Problem to work on —
Set out every line bearing the string "volumen".
#### Input for this task ####
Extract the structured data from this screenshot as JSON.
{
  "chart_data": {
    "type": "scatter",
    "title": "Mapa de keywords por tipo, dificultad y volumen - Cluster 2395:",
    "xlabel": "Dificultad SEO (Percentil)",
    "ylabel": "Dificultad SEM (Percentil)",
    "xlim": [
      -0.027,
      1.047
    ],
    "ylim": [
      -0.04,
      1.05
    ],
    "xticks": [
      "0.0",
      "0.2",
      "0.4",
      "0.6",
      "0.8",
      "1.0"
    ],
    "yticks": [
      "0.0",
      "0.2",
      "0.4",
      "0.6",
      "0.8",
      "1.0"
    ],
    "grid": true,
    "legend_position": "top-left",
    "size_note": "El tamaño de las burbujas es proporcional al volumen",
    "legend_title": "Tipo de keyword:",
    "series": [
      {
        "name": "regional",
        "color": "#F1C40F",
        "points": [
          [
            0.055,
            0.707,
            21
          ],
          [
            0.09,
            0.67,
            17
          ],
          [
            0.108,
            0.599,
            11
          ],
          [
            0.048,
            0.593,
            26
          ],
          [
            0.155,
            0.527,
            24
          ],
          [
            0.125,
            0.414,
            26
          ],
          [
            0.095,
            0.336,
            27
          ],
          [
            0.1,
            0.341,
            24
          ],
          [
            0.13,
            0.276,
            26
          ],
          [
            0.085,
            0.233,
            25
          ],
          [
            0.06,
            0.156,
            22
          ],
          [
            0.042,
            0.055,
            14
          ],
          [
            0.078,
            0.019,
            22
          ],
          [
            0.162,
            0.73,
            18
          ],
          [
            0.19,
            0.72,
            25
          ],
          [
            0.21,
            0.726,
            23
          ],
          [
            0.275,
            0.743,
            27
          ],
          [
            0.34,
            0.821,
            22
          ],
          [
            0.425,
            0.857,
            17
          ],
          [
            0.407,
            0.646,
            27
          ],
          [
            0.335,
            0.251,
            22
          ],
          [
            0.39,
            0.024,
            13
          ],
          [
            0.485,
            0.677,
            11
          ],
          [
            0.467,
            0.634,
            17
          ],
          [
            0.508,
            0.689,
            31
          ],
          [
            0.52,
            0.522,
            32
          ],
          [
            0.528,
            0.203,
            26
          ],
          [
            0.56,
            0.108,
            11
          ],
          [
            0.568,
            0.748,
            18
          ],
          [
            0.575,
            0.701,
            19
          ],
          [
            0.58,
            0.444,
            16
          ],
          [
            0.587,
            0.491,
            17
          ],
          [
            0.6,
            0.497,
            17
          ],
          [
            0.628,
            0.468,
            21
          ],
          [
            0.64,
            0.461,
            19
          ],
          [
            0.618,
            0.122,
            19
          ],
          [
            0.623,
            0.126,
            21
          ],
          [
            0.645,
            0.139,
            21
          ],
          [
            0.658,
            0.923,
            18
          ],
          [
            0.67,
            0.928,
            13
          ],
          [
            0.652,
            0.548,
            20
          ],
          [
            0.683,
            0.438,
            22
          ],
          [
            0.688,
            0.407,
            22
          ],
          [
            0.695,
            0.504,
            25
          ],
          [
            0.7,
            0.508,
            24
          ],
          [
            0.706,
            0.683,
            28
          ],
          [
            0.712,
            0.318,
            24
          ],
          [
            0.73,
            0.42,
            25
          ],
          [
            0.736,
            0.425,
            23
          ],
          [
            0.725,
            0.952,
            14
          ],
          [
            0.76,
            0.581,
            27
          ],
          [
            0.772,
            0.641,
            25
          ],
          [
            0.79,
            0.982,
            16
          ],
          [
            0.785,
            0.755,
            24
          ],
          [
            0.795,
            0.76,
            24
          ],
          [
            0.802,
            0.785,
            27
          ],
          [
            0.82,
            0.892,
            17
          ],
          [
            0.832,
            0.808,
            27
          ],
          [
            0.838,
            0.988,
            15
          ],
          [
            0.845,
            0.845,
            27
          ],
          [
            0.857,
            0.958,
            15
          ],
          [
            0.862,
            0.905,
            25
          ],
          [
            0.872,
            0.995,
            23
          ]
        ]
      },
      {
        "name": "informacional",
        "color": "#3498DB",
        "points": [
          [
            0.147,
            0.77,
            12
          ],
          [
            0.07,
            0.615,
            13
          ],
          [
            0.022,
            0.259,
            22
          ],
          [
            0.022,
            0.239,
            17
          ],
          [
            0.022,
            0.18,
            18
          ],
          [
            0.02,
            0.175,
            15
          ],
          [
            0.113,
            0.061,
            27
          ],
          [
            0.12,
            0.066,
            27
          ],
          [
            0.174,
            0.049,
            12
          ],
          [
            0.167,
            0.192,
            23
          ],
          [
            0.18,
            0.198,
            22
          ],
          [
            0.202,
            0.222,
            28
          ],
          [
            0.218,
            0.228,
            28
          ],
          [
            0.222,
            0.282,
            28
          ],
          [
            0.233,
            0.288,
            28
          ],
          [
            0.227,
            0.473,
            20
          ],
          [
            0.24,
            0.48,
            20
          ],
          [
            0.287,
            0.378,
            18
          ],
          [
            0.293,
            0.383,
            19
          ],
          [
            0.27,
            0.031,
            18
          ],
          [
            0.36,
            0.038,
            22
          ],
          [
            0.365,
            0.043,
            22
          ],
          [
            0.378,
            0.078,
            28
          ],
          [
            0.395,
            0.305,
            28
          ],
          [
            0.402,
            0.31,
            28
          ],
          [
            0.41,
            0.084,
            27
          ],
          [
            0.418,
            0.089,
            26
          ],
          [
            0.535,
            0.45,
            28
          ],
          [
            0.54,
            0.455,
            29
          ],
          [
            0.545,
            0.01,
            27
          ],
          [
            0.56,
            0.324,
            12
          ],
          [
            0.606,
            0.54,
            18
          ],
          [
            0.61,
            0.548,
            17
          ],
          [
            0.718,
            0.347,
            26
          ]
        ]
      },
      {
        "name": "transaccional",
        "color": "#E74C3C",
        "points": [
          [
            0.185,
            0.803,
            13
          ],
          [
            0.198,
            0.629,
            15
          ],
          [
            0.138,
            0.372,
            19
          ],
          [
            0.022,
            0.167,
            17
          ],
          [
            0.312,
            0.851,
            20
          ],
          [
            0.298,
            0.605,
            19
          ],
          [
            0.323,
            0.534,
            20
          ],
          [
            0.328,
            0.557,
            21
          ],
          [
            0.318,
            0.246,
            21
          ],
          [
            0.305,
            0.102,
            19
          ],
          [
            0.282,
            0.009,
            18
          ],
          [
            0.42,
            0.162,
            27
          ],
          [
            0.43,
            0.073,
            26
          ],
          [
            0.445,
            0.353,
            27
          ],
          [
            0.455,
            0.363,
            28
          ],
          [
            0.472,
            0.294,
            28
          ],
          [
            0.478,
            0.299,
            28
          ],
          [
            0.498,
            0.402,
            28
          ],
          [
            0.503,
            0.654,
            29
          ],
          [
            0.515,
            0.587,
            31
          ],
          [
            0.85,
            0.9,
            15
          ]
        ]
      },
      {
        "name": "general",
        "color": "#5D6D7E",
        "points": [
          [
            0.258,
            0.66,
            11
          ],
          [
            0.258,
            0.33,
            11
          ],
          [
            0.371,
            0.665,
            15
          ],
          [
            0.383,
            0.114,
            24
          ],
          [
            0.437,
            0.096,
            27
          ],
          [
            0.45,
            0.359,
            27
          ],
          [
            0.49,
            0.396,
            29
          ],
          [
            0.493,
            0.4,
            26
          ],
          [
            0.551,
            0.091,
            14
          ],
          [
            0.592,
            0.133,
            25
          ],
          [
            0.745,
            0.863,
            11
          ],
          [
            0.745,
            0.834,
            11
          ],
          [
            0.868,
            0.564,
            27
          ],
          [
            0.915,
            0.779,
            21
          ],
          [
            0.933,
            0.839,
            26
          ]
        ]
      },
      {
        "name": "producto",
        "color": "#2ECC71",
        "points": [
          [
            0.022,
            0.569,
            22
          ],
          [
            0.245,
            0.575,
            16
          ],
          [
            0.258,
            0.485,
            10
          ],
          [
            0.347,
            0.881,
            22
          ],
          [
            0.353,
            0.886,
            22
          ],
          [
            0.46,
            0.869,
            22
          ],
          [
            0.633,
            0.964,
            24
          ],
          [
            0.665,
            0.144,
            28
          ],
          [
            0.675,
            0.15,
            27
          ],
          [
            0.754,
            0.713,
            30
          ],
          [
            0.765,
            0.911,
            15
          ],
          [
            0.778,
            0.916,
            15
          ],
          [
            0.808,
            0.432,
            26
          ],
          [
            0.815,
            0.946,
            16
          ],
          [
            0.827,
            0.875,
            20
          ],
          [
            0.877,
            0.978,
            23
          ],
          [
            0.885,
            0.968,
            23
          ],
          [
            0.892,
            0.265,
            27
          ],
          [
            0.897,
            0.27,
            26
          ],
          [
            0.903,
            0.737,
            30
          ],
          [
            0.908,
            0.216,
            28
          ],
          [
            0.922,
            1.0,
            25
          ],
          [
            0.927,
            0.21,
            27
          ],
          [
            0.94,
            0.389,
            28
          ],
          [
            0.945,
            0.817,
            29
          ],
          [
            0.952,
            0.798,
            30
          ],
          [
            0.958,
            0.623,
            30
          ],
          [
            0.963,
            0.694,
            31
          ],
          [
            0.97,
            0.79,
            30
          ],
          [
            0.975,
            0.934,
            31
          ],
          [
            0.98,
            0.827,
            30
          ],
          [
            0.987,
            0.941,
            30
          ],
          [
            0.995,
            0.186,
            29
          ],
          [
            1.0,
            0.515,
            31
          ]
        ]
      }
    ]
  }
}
####
Answer to the problem —
    "title": "Mapa de keywords por tipo, dificultad y volumen - Cluster 2395:",
    "size_note": "El tamaño de las burbujas es proporcional al volumen",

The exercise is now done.